* _Your task_: Copy the data exactly; pictures stay out of the copy.

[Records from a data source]
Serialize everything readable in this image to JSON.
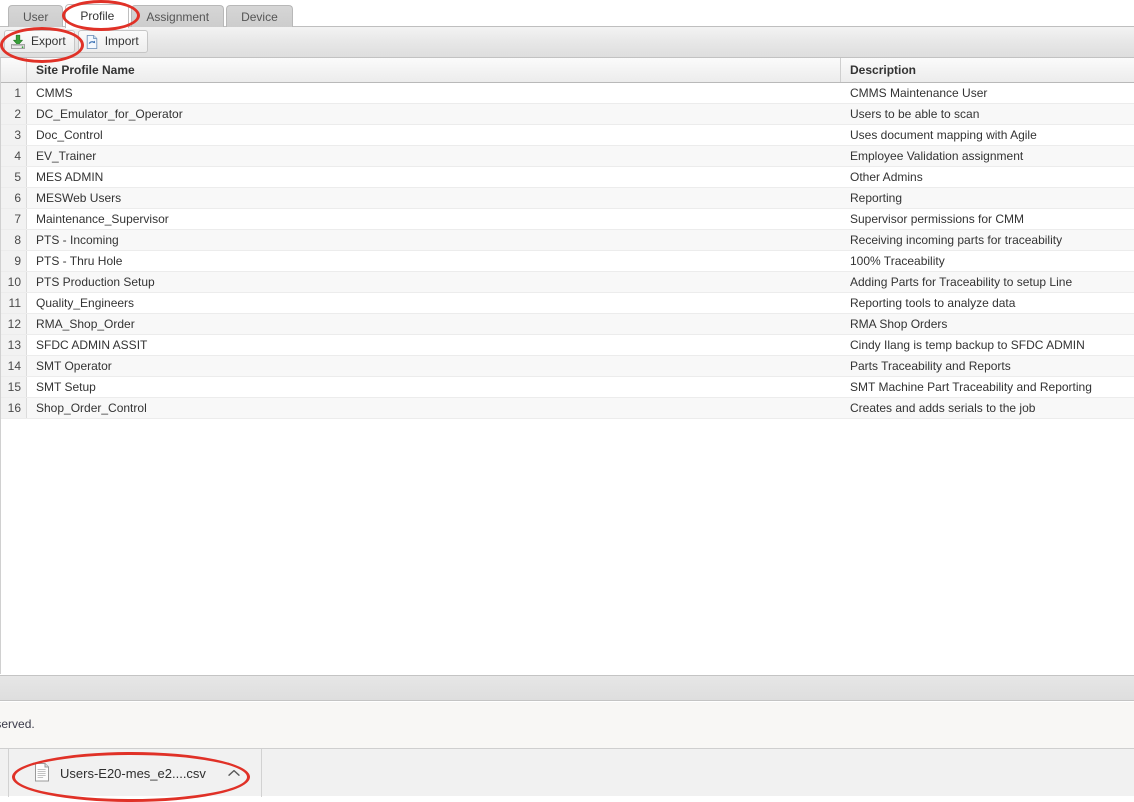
{
  "tabs": [
    {
      "label": "User",
      "active": false
    },
    {
      "label": "Profile",
      "active": true
    },
    {
      "label": "Assignment",
      "active": false
    },
    {
      "label": "Device",
      "active": false
    }
  ],
  "toolbar": {
    "export_label": "Export",
    "import_label": "Import",
    "export_icon": "export-download-icon",
    "import_icon": "import-page-icon"
  },
  "grid": {
    "columns": [
      "",
      "Site Profile Name",
      "Description"
    ],
    "rows": [
      {
        "n": "1",
        "name": "CMMS",
        "desc": "CMMS Maintenance User"
      },
      {
        "n": "2",
        "name": "DC_Emulator_for_Operator",
        "desc": "Users to be able to scan"
      },
      {
        "n": "3",
        "name": "Doc_Control",
        "desc": "Uses document mapping with Agile"
      },
      {
        "n": "4",
        "name": "EV_Trainer",
        "desc": "Employee Validation assignment"
      },
      {
        "n": "5",
        "name": "MES ADMIN",
        "desc": "Other Admins"
      },
      {
        "n": "6",
        "name": "MESWeb Users",
        "desc": "Reporting"
      },
      {
        "n": "7",
        "name": "Maintenance_Supervisor",
        "desc": "Supervisor permissions for CMM"
      },
      {
        "n": "8",
        "name": "PTS - Incoming",
        "desc": "Receiving incoming parts for traceability"
      },
      {
        "n": "9",
        "name": "PTS - Thru Hole",
        "desc": "100% Traceability"
      },
      {
        "n": "10",
        "name": "PTS Production Setup",
        "desc": "Adding Parts for Traceability to setup Line"
      },
      {
        "n": "11",
        "name": "Quality_Engineers",
        "desc": "Reporting tools to analyze data"
      },
      {
        "n": "12",
        "name": "RMA_Shop_Order",
        "desc": "RMA Shop Orders"
      },
      {
        "n": "13",
        "name": "SFDC ADMIN ASSIT",
        "desc": "Cindy Ilang is temp backup to SFDC ADMIN"
      },
      {
        "n": "14",
        "name": "SMT Operator",
        "desc": "Parts Traceability and Reports"
      },
      {
        "n": "15",
        "name": "SMT Setup",
        "desc": "SMT Machine Part Traceability and Reporting"
      },
      {
        "n": "16",
        "name": "Shop_Order_Control",
        "desc": "Creates and adds serials to the job"
      }
    ]
  },
  "footer": {
    "copyright": "ights reserved."
  },
  "download": {
    "filename": "Users-E20-mes_e2....csv",
    "file_icon": "document-file-icon",
    "chevron_icon": "chevron-up-icon"
  },
  "annotations": {
    "color": "#e03127",
    "targets": [
      "profile-tab",
      "export-button",
      "download-item"
    ]
  }
}
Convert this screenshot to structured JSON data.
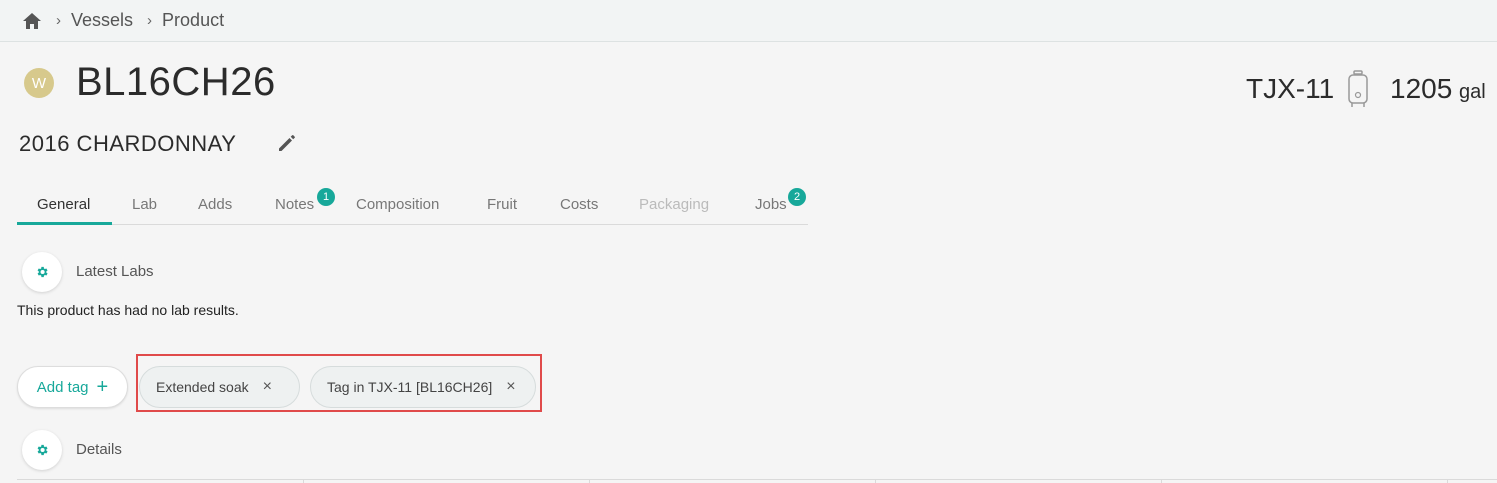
{
  "breadcrumb": {
    "items": [
      "Vessels",
      "Product"
    ],
    "separator": "›"
  },
  "header": {
    "avatar_letter": "W",
    "lot_code": "BL16CH26",
    "vessel_id": "TJX-11",
    "volume": "1205",
    "unit": "gal",
    "wine_name": "2016 CHARDONNAY"
  },
  "tabs": [
    {
      "label": "General",
      "state": "active"
    },
    {
      "label": "Lab",
      "state": "normal"
    },
    {
      "label": "Adds",
      "state": "normal"
    },
    {
      "label": "Notes",
      "state": "normal",
      "badge": "1"
    },
    {
      "label": "Composition",
      "state": "normal"
    },
    {
      "label": "Fruit",
      "state": "normal"
    },
    {
      "label": "Costs",
      "state": "normal"
    },
    {
      "label": "Packaging",
      "state": "disabled"
    },
    {
      "label": "Jobs",
      "state": "normal",
      "badge": "2"
    }
  ],
  "latest_labs": {
    "title": "Latest Labs",
    "empty_message": "This product has had no lab results."
  },
  "tags": {
    "add_label": "Add tag",
    "add_symbol": "+",
    "remove_symbol": "×",
    "items": [
      "Extended soak",
      "Tag in TJX-11 [BL16CH26]"
    ]
  },
  "details": {
    "title": "Details"
  },
  "colors": {
    "accent": "#17a89a",
    "avatar": "#d7c98c",
    "highlight": "#e04a4a"
  }
}
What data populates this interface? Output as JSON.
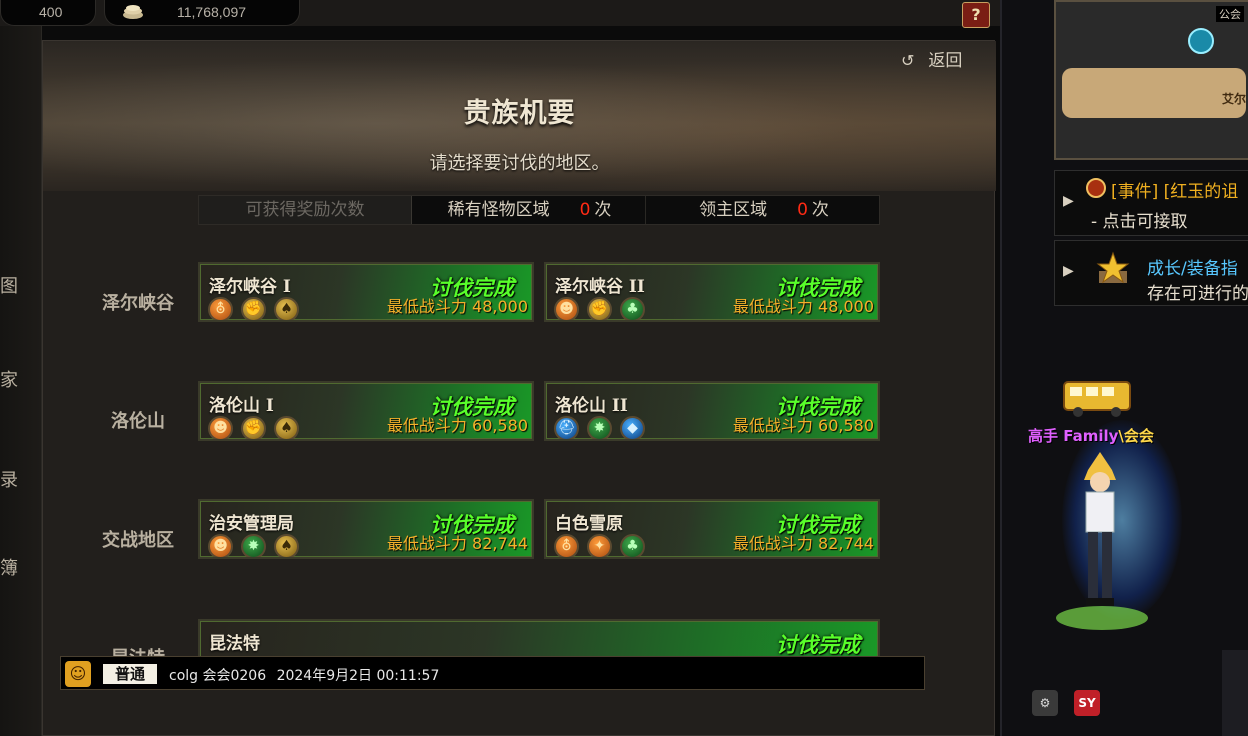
{
  "topbar": {
    "value_a": "400",
    "value_b": "11,768,097",
    "help_icon": "quest-book-icon",
    "coin_icon": "gold-coin-icon"
  },
  "left_strip": {
    "chars": [
      "图",
      "家",
      "录",
      "簿"
    ]
  },
  "panel": {
    "back_label": "返回",
    "title": "贵族机要",
    "subtitle": "请选择要讨伐的地区。",
    "reward_bar": {
      "label": "可获得奖励次数",
      "rare_label": "稀有怪物区域",
      "rare_count": "0",
      "lord_label": "领主区域",
      "lord_count": "0",
      "unit": "次"
    },
    "regions": [
      {
        "label": "泽尔峡谷"
      },
      {
        "label": "洛伦山"
      },
      {
        "label": "交战地区"
      },
      {
        "label": "昆法特"
      }
    ],
    "cards": [
      {
        "name": "泽尔峡谷 I",
        "status": "讨伐完成",
        "power_label": "最低战斗力",
        "power": "48,000",
        "icons": [
          "orange",
          "gold",
          "gold"
        ],
        "icon_names": [
          "silhouette-icon",
          "fist-icon",
          "spade-icon"
        ]
      },
      {
        "name": "泽尔峡谷 II",
        "status": "讨伐完成",
        "power_label": "最低战斗力",
        "power": "48,000",
        "icons": [
          "orange",
          "gold",
          "green"
        ],
        "icon_names": [
          "face-icon",
          "fist-icon",
          "club-icon"
        ]
      },
      {
        "name": "洛伦山 I",
        "status": "讨伐完成",
        "power_label": "最低战斗力",
        "power": "60,580",
        "icons": [
          "orange",
          "gold",
          "gold"
        ],
        "icon_names": [
          "face-icon",
          "fist-icon",
          "spade-icon"
        ]
      },
      {
        "name": "洛伦山 II",
        "status": "讨伐完成",
        "power_label": "最低战斗力",
        "power": "60,580",
        "icons": [
          "blue",
          "green",
          "blue"
        ],
        "icon_names": [
          "helmet-icon",
          "star-icon",
          "diamond-icon"
        ]
      },
      {
        "name": "治安管理局",
        "status": "讨伐完成",
        "power_label": "最低战斗力",
        "power": "82,744",
        "icons": [
          "orange",
          "green",
          "gold"
        ],
        "icon_names": [
          "face-icon",
          "star-icon",
          "spade-icon"
        ]
      },
      {
        "name": "白色雪原",
        "status": "讨伐完成",
        "power_label": "最低战斗力",
        "power": "82,744",
        "icons": [
          "orange",
          "orange",
          "green"
        ],
        "icon_names": [
          "silhouette-icon",
          "flame-icon",
          "club-icon"
        ]
      },
      {
        "name": "昆法特",
        "status": "讨伐完成"
      }
    ]
  },
  "chat": {
    "channel": "普通",
    "sender": "colg 会会0206",
    "timestamp": "2024年9月2日 00:11:57"
  },
  "right": {
    "minimap_label": "艾尔",
    "minimap_corner": "公会",
    "notice_1": {
      "title": "[事件] [红玉的诅",
      "sub": "- 点击可接取"
    },
    "notice_2": {
      "title": "成长/装备指",
      "sub": "存在可进行的"
    },
    "player_name_a": "高手 Family",
    "player_name_b": "\\会会",
    "bottom_icon_b": "SY"
  },
  "colors": {
    "status_green": "#58ff2a",
    "power_gold": "#f5b02a",
    "count_red": "#ff2a14",
    "notice_gold": "#f0b020",
    "notice_blue": "#58c8ff"
  }
}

* _Expected answer_:
Serialize everything readable in this image to JSON.
{
  "tabs": [
    {
      "label": "User",
      "active": false
    },
    {
      "label": "Profile",
      "active": true
    },
    {
      "label": "Assignment",
      "active": false
    },
    {
      "label": "Device",
      "active": false
    }
  ],
  "toolbar": {
    "export_label": "Export",
    "import_label": "Import",
    "export_icon": "export-download-icon",
    "import_icon": "import-page-icon"
  },
  "grid": {
    "columns": [
      "",
      "Site Profile Name",
      "Description"
    ],
    "rows": [
      {
        "n": "1",
        "name": "CMMS",
        "desc": "CMMS Maintenance User"
      },
      {
        "n": "2",
        "name": "DC_Emulator_for_Operator",
        "desc": "Users to be able to scan"
      },
      {
        "n": "3",
        "name": "Doc_Control",
        "desc": "Uses document mapping with Agile"
      },
      {
        "n": "4",
        "name": "EV_Trainer",
        "desc": "Employee Validation assignment"
      },
      {
        "n": "5",
        "name": "MES ADMIN",
        "desc": "Other Admins"
      },
      {
        "n": "6",
        "name": "MESWeb Users",
        "desc": "Reporting"
      },
      {
        "n": "7",
        "name": "Maintenance_Supervisor",
        "desc": "Supervisor permissions for CMM"
      },
      {
        "n": "8",
        "name": "PTS - Incoming",
        "desc": "Receiving incoming parts for traceability"
      },
      {
        "n": "9",
        "name": "PTS - Thru Hole",
        "desc": "100% Traceability"
      },
      {
        "n": "10",
        "name": "PTS Production Setup",
        "desc": "Adding Parts for Traceability to setup Line"
      },
      {
        "n": "11",
        "name": "Quality_Engineers",
        "desc": "Reporting tools to analyze data"
      },
      {
        "n": "12",
        "name": "RMA_Shop_Order",
        "desc": "RMA Shop Orders"
      },
      {
        "n": "13",
        "name": "SFDC ADMIN ASSIT",
        "desc": "Cindy Ilang is temp backup to SFDC ADMIN"
      },
      {
        "n": "14",
        "name": "SMT Operator",
        "desc": "Parts Traceability and Reports"
      },
      {
        "n": "15",
        "name": "SMT Setup",
        "desc": "SMT Machine Part Traceability and Reporting"
      },
      {
        "n": "16",
        "name": "Shop_Order_Control",
        "desc": "Creates and adds serials to the job"
      }
    ]
  },
  "footer": {
    "copyright": "ights reserved."
  },
  "download": {
    "filename": "Users-E20-mes_e2....csv",
    "file_icon": "document-file-icon",
    "chevron_icon": "chevron-up-icon"
  },
  "annotations": {
    "color": "#e03127",
    "targets": [
      "profile-tab",
      "export-button",
      "download-item"
    ]
  }
}
Convert this screenshot to structured JSON data.
{
  "breadcrumb": {
    "items": [
      "Vessels",
      "Product"
    ],
    "separator": "›"
  },
  "header": {
    "avatar_letter": "W",
    "lot_code": "BL16CH26",
    "vessel_id": "TJX-11",
    "volume": "1205",
    "unit": "gal",
    "wine_name": "2016 CHARDONNAY"
  },
  "tabs": [
    {
      "label": "General",
      "state": "active"
    },
    {
      "label": "Lab",
      "state": "normal"
    },
    {
      "label": "Adds",
      "state": "normal"
    },
    {
      "label": "Notes",
      "state": "normal",
      "badge": "1"
    },
    {
      "label": "Composition",
      "state": "normal"
    },
    {
      "label": "Fruit",
      "state": "normal"
    },
    {
      "label": "Costs",
      "state": "normal"
    },
    {
      "label": "Packaging",
      "state": "disabled"
    },
    {
      "label": "Jobs",
      "state": "normal",
      "badge": "2"
    }
  ],
  "latest_labs": {
    "title": "Latest Labs",
    "empty_message": "This product has had no lab results."
  },
  "tags": {
    "add_label": "Add tag",
    "add_symbol": "+",
    "remove_symbol": "×",
    "items": [
      "Extended soak",
      "Tag in TJX-11 [BL16CH26]"
    ]
  },
  "details": {
    "title": "Details"
  },
  "colors": {
    "accent": "#17a89a",
    "avatar": "#d7c98c",
    "highlight": "#e04a4a"
  }
}
What data populates this interface? Output as JSON.
{
  "topbar": {
    "value_a": "400",
    "value_b": "11,768,097",
    "help_icon": "quest-book-icon",
    "coin_icon": "gold-coin-icon"
  },
  "left_strip": {
    "chars": [
      "图",
      "家",
      "录",
      "簿"
    ]
  },
  "panel": {
    "back_label": "返回",
    "title": "贵族机要",
    "subtitle": "请选择要讨伐的地区。",
    "reward_bar": {
      "label": "可获得奖励次数",
      "rare_label": "稀有怪物区域",
      "rare_count": "0",
      "lord_label": "领主区域",
      "lord_count": "0",
      "unit": "次"
    },
    "regions": [
      {
        "label": "泽尔峡谷"
      },
      {
        "label": "洛伦山"
      },
      {
        "label": "交战地区"
      },
      {
        "label": "昆法特"
      }
    ],
    "cards": [
      {
        "name": "泽尔峡谷 I",
        "status": "讨伐完成",
        "power_label": "最低战斗力",
        "power": "48,000",
        "icons": [
          "orange",
          "gold",
          "gold"
        ],
        "icon_names": [
          "silhouette-icon",
          "fist-icon",
          "spade-icon"
        ]
      },
      {
        "name": "泽尔峡谷 II",
        "status": "讨伐完成",
        "power_label": "最低战斗力",
        "power": "48,000",
        "icons": [
          "orange",
          "gold",
          "green"
        ],
        "icon_names": [
          "face-icon",
          "fist-icon",
          "club-icon"
        ]
      },
      {
        "name": "洛伦山 I",
        "status": "讨伐完成",
        "power_label": "最低战斗力",
        "power": "60,580",
        "icons": [
          "orange",
          "gold",
          "gold"
        ],
        "icon_names": [
          "face-icon",
          "fist-icon",
          "spade-icon"
        ]
      },
      {
        "name": "洛伦山 II",
        "status": "讨伐完成",
        "power_label": "最低战斗力",
        "power": "60,580",
        "icons": [
          "blue",
          "green",
          "blue"
        ],
        "icon_names": [
          "helmet-icon",
          "star-icon",
          "diamond-icon"
        ]
      },
      {
        "name": "治安管理局",
        "status": "讨伐完成",
        "power_label": "最低战斗力",
        "power": "82,744",
        "icons": [
          "orange",
          "green",
          "gold"
        ],
        "icon_names": [
          "face-icon",
          "star-icon",
          "spade-icon"
        ]
      },
      {
        "name": "白色雪原",
        "status": "讨伐完成",
        "power_label": "最低战斗力",
        "power": "82,744",
        "icons": [
          "orange",
          "orange",
          "green"
        ],
        "icon_names": [
          "silhouette-icon",
          "flame-icon",
          "club-icon"
        ]
      },
      {
        "name": "昆法特",
        "status": "讨伐完成"
      }
    ]
  },
  "chat": {
    "channel": "普通",
    "sender": "colg 会会0206",
    "timestamp": "2024年9月2日 00:11:57"
  },
  "right": {
    "minimap_label": "艾尔",
    "minimap_corner": "公会",
    "notice_1": {
      "title": "[事件] [红玉的诅",
      "sub": "- 点击可接取"
    },
    "notice_2": {
      "title": "成长/装备指",
      "sub": "存在可进行的"
    },
    "player_name_a": "高手 Family",
    "player_name_b": "\\会会",
    "bottom_icon_b": "SY"
  },
  "colors": {
    "status_green": "#58ff2a",
    "power_gold": "#f5b02a",
    "count_red": "#ff2a14",
    "notice_gold": "#f0b020",
    "notice_blue": "#58c8ff"
  }
}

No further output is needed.